Entries supplied:

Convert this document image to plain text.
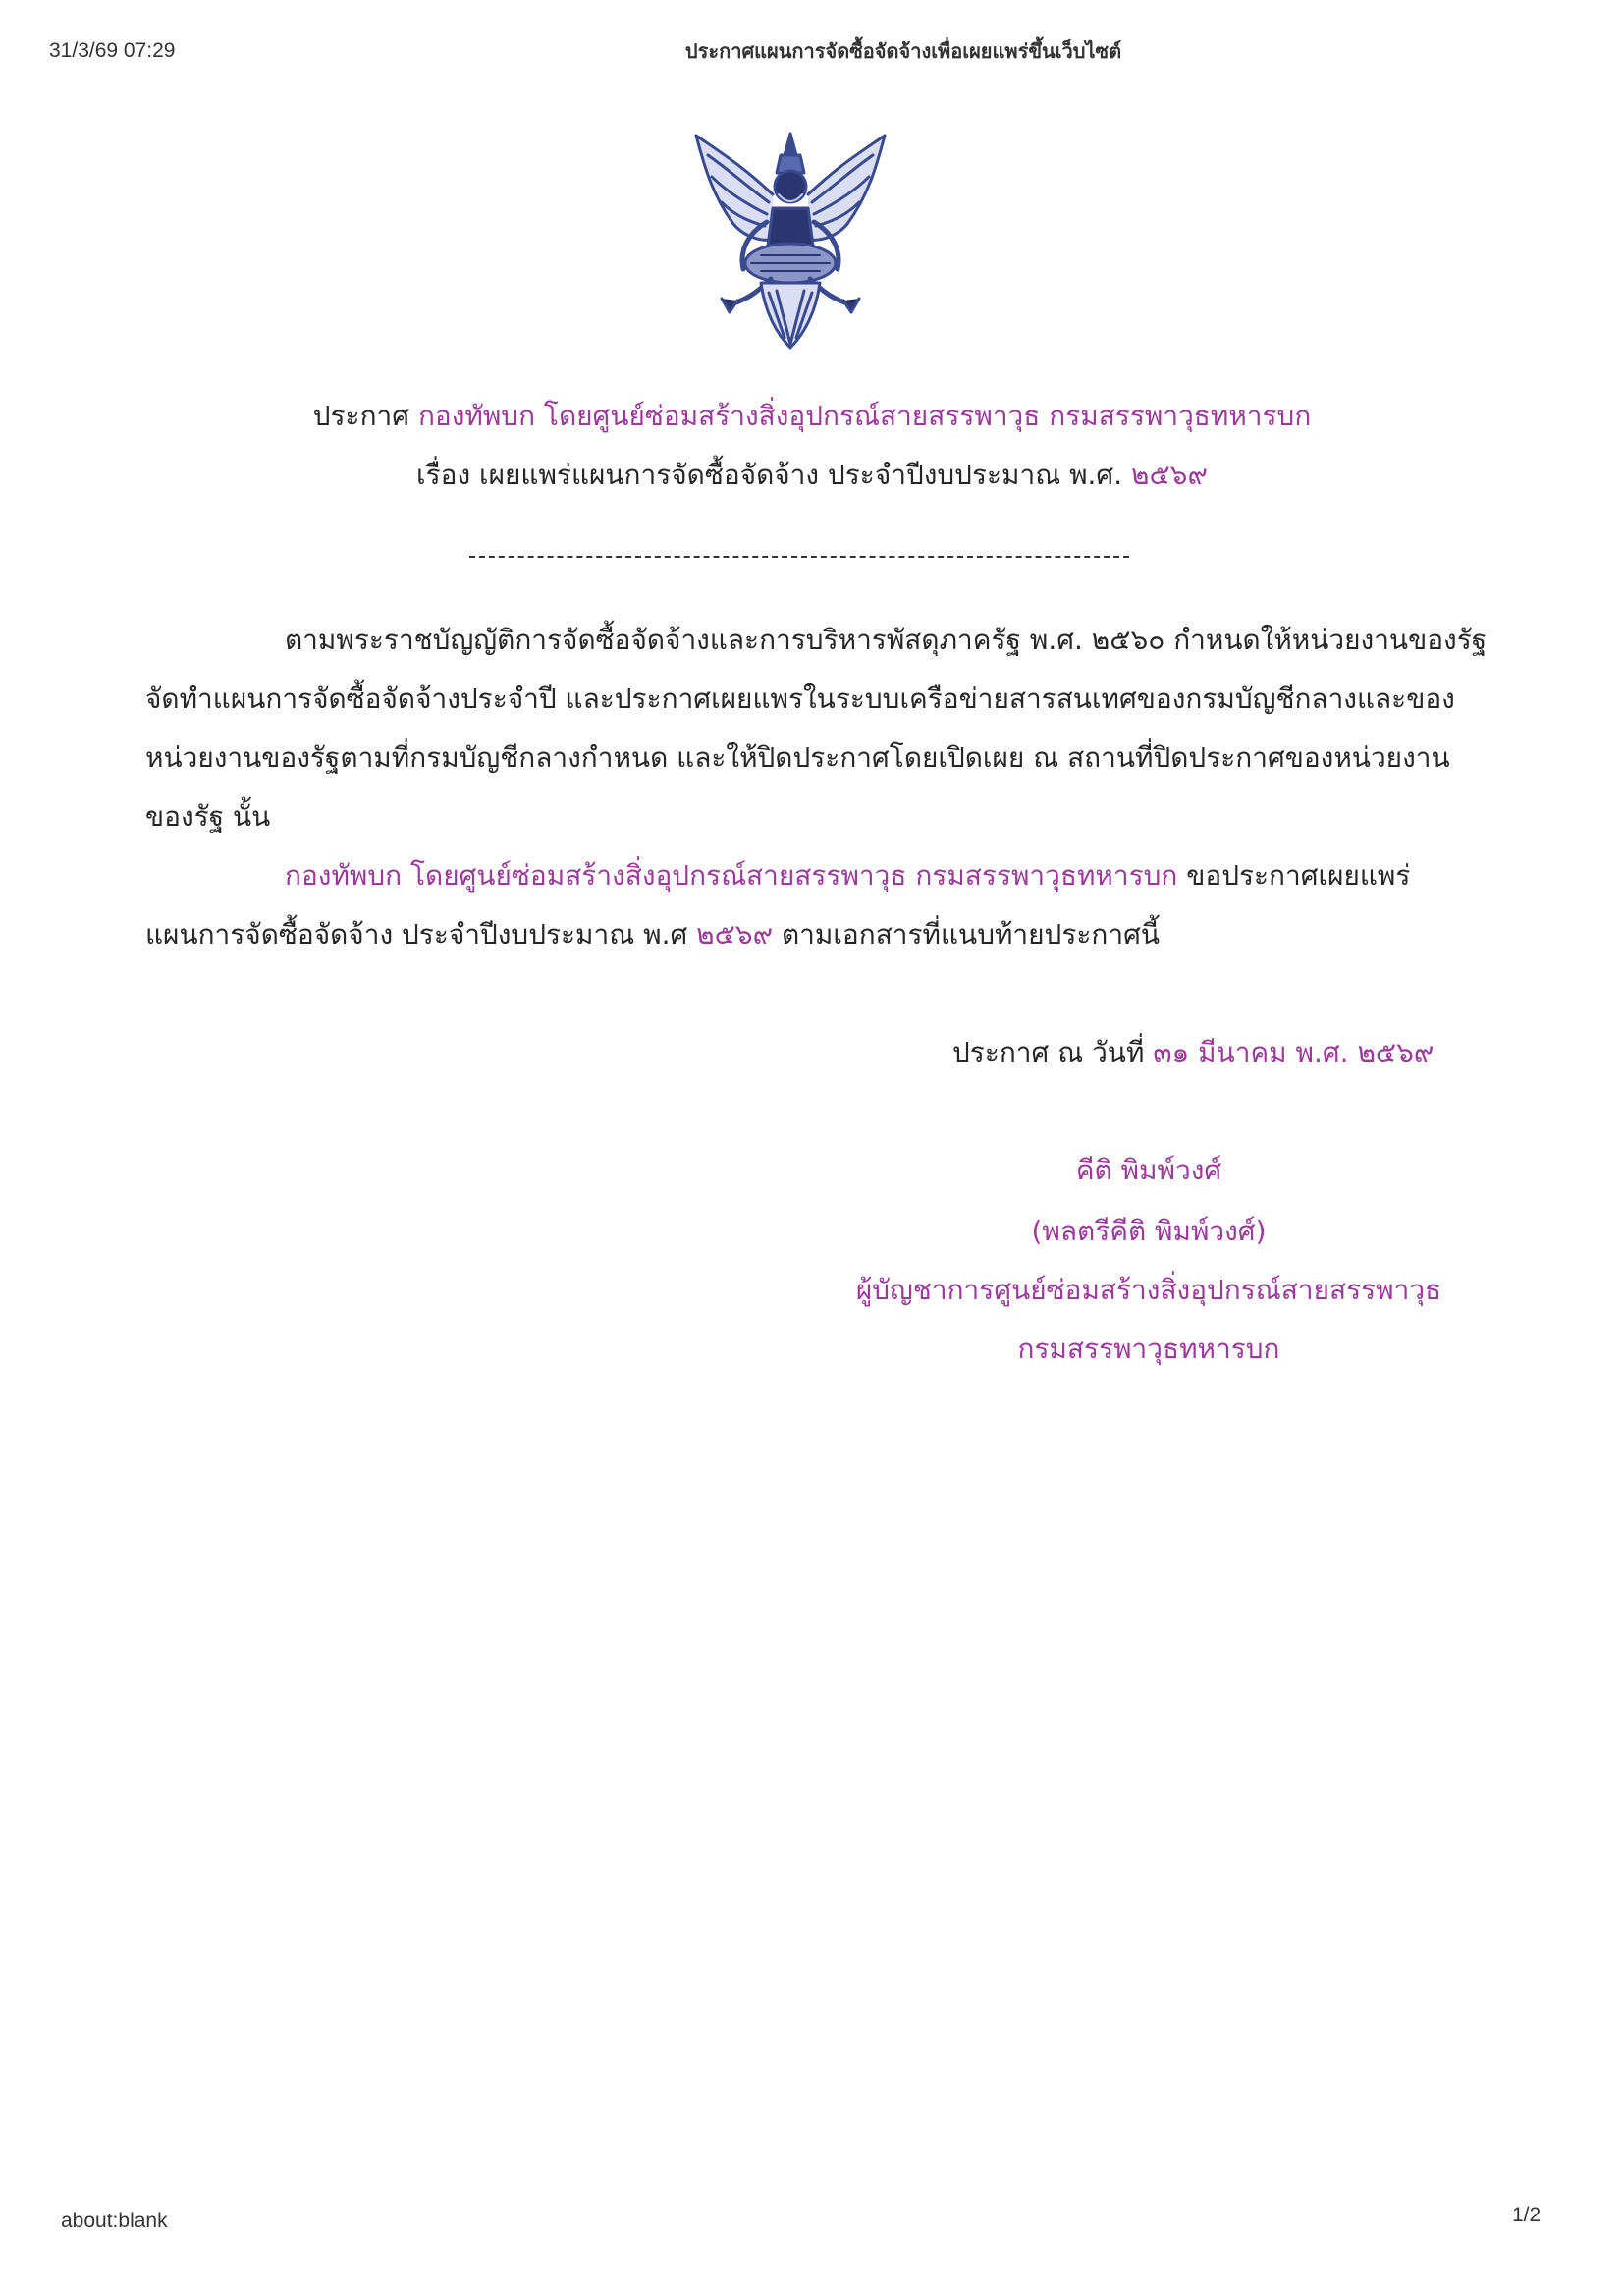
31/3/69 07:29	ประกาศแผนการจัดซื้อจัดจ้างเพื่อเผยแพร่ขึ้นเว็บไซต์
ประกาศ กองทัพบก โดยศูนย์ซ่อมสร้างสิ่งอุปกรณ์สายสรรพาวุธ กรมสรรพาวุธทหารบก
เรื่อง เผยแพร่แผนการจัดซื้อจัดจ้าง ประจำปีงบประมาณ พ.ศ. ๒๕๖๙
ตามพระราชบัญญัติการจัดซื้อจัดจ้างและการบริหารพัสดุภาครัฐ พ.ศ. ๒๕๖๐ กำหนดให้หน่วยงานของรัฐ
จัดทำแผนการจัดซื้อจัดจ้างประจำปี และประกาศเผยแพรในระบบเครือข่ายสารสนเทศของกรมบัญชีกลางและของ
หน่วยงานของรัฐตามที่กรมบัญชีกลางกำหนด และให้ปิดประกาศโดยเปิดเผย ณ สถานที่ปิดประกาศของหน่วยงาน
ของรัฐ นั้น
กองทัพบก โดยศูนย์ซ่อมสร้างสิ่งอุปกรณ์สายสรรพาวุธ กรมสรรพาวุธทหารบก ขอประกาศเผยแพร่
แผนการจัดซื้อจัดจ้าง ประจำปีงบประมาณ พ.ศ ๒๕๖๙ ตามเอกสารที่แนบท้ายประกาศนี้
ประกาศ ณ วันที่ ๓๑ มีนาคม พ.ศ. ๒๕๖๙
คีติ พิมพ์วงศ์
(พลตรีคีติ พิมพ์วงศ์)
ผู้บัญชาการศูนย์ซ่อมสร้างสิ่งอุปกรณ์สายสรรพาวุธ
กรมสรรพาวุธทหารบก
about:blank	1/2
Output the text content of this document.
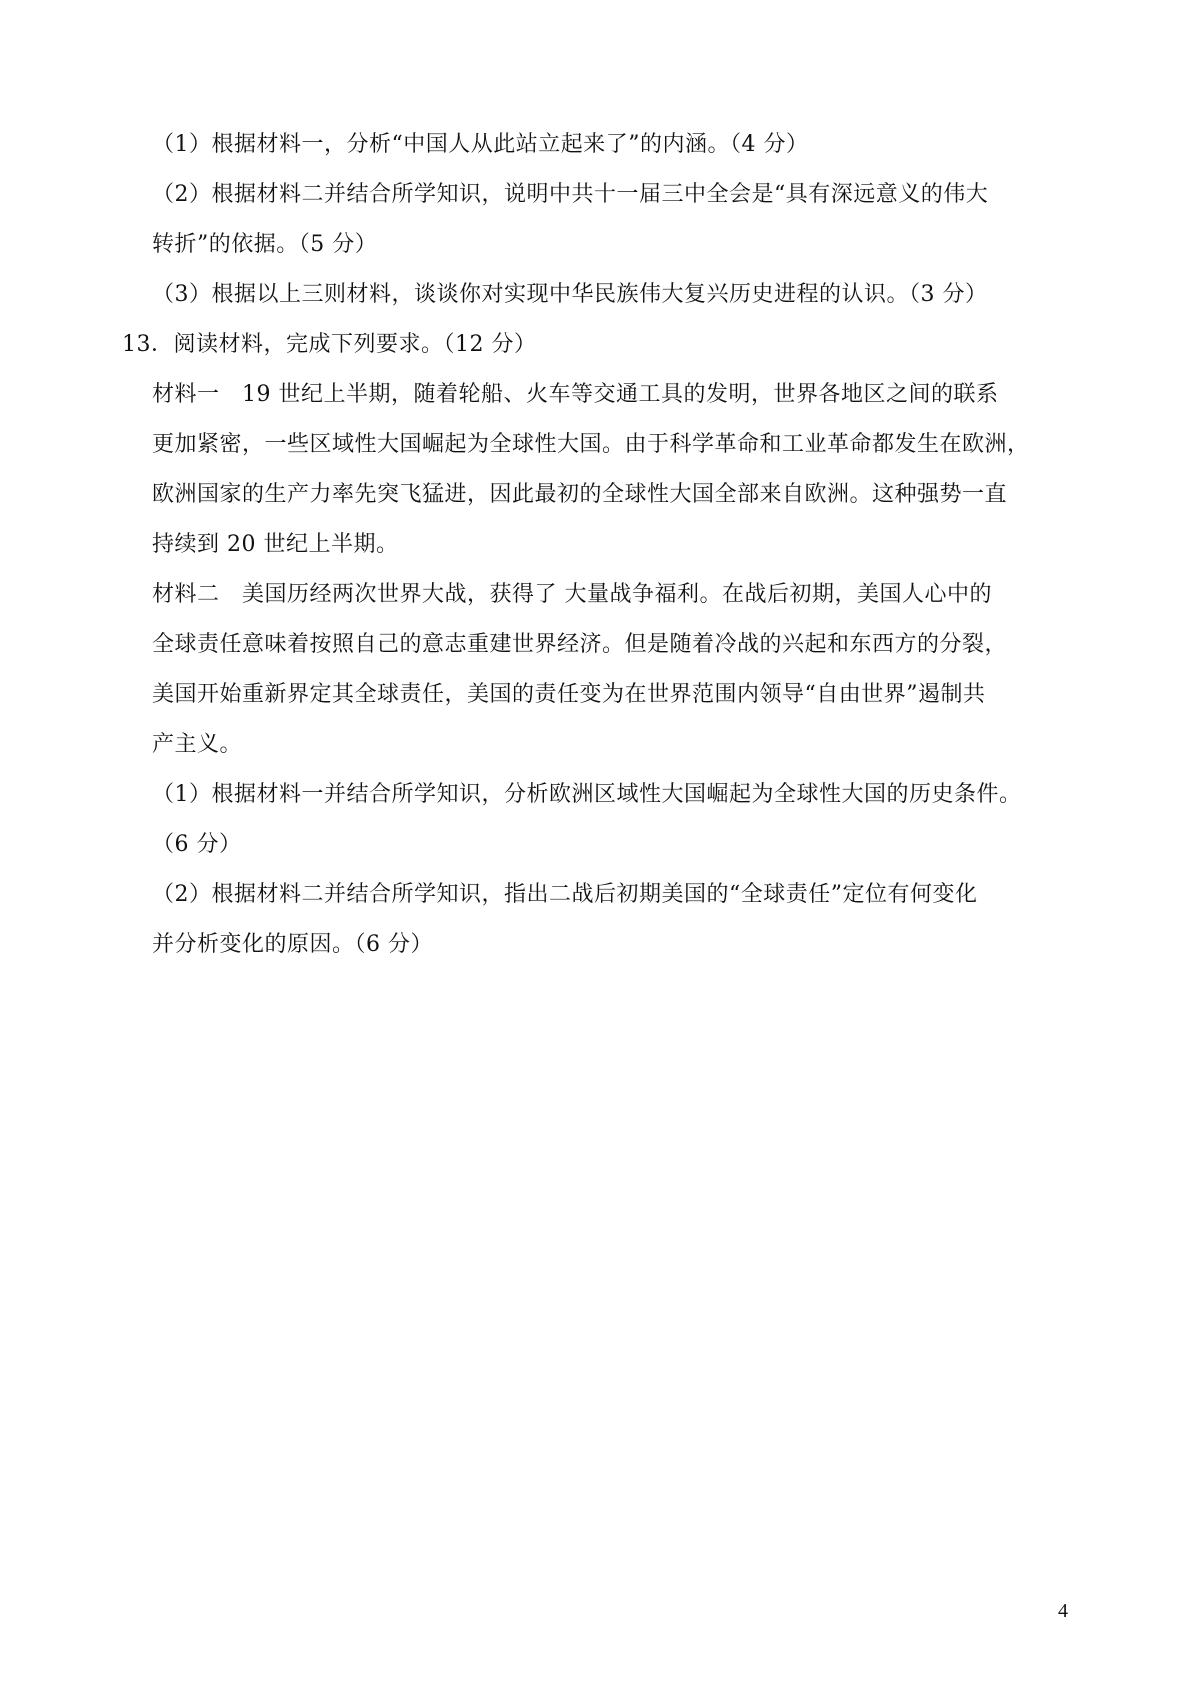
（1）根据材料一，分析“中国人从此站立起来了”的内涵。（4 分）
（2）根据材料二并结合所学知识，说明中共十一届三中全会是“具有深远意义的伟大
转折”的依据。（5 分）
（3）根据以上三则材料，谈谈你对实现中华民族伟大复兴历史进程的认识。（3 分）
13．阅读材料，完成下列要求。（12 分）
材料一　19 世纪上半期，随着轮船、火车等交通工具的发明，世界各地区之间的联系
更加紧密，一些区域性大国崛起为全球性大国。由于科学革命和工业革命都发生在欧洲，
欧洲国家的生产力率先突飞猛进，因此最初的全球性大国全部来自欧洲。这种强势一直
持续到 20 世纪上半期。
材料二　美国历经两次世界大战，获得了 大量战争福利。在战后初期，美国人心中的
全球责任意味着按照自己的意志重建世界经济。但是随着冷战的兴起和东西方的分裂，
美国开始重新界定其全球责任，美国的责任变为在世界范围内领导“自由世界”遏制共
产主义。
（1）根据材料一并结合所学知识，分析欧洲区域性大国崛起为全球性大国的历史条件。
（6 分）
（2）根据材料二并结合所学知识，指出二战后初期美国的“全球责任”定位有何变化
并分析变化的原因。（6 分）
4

Request: Using the records above, pull out each line where the word "this" occurs.

Task response:
Convert this document image to plain text.
Output the text content of this document.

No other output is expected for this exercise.